### AIM OF THE TASK
What is the number of lines in these entries that include "color"? Write that number and no other text.

### INFORMATION PROVIDED

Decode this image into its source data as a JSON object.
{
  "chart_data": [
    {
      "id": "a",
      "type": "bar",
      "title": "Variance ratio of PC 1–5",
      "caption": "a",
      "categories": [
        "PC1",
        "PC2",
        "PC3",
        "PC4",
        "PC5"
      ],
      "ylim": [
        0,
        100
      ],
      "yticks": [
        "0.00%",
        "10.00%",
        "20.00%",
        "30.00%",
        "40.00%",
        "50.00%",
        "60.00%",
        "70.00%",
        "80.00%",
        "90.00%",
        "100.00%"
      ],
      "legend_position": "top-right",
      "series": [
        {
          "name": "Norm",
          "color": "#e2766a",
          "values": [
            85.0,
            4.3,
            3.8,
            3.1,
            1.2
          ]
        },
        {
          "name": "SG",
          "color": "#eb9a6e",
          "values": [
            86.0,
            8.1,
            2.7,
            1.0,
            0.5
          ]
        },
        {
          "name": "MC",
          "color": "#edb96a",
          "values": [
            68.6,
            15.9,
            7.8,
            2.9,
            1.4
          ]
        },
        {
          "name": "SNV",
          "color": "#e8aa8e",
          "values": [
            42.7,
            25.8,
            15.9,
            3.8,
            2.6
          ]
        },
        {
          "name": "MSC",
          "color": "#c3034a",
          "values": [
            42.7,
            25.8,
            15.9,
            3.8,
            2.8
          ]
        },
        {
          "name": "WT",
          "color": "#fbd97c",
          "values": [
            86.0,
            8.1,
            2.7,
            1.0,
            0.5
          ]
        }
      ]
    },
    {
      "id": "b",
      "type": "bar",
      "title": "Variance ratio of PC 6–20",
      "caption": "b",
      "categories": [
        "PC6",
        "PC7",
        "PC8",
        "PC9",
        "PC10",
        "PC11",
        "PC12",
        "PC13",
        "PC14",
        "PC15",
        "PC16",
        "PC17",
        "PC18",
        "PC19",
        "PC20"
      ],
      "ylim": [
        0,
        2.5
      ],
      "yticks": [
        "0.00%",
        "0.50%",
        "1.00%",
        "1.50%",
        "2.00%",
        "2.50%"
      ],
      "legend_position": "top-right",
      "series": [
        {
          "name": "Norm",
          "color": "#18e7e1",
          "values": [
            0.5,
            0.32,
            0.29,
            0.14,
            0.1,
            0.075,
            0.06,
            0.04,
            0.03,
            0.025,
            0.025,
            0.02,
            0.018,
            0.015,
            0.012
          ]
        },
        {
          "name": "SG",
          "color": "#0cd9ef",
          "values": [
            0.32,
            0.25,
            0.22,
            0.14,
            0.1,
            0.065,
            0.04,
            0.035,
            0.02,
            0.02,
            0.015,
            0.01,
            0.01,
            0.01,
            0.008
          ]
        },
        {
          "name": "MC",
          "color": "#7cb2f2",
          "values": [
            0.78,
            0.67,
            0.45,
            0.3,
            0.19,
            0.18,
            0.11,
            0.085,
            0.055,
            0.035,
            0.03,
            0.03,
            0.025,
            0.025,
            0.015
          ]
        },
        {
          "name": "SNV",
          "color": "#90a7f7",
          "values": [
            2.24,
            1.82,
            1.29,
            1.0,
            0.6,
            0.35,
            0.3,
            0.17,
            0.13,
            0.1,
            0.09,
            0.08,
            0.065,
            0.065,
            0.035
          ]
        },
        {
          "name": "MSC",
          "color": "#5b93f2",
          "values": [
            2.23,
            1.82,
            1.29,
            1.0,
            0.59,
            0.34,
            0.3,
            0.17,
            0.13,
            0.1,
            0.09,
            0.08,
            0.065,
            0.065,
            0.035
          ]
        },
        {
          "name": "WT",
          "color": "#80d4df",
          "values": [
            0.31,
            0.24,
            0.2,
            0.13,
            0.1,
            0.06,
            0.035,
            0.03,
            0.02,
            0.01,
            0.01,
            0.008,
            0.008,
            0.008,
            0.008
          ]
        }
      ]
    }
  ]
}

### FULL SOLUTION
12